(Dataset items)
= = =

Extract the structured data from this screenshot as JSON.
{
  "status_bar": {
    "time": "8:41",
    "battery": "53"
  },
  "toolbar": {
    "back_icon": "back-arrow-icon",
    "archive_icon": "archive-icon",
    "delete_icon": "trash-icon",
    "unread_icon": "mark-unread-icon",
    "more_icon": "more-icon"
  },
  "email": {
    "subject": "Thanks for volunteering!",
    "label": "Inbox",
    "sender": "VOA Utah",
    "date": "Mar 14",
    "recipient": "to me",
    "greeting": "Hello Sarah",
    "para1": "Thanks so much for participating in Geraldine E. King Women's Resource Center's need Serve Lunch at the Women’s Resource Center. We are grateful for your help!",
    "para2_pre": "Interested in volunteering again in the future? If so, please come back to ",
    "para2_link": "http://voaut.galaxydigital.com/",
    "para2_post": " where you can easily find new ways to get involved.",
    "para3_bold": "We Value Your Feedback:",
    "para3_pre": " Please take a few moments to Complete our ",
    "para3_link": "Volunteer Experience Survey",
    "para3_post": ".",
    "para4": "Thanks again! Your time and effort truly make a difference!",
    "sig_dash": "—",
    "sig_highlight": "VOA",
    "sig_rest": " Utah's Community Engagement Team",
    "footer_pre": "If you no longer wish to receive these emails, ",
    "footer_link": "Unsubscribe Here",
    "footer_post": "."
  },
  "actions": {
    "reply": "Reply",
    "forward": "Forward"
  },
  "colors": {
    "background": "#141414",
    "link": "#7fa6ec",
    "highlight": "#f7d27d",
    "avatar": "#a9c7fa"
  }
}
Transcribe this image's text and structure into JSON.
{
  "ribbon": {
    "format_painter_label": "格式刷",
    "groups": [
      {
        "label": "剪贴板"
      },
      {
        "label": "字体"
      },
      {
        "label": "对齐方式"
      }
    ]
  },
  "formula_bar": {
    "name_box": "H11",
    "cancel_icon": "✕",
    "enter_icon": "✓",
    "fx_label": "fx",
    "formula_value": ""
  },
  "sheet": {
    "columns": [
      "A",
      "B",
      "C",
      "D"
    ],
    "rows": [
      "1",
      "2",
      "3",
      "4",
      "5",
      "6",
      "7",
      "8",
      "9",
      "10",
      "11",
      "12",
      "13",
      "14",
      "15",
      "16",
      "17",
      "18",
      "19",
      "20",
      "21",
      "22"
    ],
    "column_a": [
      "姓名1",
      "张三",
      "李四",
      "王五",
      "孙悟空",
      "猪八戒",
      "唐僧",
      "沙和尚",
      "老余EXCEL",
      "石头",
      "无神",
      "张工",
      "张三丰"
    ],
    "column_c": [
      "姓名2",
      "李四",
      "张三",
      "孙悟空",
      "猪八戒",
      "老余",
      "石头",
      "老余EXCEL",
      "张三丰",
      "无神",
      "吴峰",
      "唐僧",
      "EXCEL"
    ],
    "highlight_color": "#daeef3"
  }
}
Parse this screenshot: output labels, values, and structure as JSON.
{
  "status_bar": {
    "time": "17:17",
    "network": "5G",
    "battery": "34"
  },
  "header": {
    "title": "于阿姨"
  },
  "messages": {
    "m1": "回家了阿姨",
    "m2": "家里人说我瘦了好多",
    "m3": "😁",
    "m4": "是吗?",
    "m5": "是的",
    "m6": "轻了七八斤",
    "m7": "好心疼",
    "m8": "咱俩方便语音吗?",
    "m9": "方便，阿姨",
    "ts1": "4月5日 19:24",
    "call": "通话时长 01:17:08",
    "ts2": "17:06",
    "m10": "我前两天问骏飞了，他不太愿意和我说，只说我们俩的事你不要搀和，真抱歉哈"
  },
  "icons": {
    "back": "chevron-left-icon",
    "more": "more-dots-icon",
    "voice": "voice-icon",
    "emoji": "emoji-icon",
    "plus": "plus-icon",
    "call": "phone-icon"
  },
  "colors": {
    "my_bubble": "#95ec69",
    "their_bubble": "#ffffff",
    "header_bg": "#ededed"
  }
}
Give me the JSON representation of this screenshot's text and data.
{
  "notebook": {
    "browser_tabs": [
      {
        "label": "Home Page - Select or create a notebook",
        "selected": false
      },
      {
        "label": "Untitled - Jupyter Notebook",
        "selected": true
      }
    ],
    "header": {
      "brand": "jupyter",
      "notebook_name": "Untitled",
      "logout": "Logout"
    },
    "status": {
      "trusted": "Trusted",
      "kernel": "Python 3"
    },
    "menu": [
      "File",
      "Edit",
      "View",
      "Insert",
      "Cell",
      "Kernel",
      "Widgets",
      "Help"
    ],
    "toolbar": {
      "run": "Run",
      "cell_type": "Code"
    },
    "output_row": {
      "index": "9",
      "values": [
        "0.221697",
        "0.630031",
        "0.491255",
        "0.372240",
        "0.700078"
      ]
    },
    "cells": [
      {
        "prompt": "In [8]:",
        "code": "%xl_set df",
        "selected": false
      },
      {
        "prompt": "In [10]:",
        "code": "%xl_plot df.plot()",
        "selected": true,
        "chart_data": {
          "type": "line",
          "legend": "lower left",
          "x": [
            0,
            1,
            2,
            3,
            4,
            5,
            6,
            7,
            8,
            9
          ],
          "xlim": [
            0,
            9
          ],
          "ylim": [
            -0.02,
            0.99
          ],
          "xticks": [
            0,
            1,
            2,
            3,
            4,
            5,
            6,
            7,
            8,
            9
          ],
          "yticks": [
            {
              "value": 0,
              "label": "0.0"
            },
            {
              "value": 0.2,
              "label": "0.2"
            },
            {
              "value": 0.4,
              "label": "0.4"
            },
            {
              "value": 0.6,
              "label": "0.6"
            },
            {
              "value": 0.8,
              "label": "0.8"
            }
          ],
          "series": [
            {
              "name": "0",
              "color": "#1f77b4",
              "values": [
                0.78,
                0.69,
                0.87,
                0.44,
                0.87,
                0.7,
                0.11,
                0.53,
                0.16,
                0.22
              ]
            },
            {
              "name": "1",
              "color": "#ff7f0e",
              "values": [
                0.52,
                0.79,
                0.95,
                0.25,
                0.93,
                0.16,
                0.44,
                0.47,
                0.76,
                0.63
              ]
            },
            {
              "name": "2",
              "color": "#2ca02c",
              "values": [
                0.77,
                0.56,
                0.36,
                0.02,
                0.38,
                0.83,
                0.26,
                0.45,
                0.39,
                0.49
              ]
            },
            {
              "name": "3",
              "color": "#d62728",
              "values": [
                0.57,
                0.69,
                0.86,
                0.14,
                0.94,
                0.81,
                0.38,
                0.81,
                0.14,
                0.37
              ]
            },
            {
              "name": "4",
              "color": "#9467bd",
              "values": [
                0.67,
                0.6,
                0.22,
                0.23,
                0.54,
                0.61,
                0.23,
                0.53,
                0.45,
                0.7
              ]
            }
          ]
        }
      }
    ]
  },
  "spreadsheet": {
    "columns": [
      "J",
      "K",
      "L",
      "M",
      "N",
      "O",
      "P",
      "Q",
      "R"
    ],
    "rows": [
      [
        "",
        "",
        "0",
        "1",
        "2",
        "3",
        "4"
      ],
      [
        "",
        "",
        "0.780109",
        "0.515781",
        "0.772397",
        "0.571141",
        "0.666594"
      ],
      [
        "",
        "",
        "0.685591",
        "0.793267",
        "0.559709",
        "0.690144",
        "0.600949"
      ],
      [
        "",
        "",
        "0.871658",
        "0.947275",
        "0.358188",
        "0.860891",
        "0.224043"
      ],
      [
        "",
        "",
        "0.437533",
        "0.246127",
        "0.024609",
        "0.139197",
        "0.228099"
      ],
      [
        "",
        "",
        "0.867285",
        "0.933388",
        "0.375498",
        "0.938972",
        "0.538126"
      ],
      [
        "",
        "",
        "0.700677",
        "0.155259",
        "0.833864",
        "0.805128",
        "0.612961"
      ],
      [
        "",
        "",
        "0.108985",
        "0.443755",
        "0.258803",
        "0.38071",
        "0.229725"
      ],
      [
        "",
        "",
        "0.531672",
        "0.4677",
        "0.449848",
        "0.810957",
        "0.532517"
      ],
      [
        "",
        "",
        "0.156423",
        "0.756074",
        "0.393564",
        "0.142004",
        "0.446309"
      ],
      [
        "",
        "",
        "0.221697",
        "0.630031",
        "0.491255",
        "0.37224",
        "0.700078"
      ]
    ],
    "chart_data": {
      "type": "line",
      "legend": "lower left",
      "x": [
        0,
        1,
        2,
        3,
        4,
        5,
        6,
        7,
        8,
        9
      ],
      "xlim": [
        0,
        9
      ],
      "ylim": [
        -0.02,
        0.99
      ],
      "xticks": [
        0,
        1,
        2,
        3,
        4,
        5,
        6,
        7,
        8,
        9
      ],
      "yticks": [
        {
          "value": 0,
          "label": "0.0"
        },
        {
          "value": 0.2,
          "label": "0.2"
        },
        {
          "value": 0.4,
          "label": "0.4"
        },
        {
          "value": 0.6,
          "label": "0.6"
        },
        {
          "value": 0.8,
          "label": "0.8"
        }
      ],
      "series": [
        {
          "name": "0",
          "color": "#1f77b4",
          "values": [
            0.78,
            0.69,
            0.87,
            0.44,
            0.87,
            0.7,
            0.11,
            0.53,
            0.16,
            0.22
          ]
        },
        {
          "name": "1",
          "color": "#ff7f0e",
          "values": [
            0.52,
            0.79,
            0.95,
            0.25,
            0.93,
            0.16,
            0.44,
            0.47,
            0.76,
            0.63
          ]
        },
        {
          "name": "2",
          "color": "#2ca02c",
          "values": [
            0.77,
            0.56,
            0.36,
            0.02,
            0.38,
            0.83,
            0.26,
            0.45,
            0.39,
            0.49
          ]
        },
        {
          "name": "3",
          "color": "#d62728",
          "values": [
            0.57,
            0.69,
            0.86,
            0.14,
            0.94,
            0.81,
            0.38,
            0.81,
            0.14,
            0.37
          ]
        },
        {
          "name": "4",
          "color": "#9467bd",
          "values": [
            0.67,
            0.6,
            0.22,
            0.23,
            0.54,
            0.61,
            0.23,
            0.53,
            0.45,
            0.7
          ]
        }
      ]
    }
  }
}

= = =

> [Goal]: Go through the records and show every line with the string "screenshot" in it.

> [Completed task]:
Extract the structured data from this screenshot as JSON.
Parse this screenshot: output labels, values, and structure as JSON.
Give me the JSON representation of this screenshot's text and data.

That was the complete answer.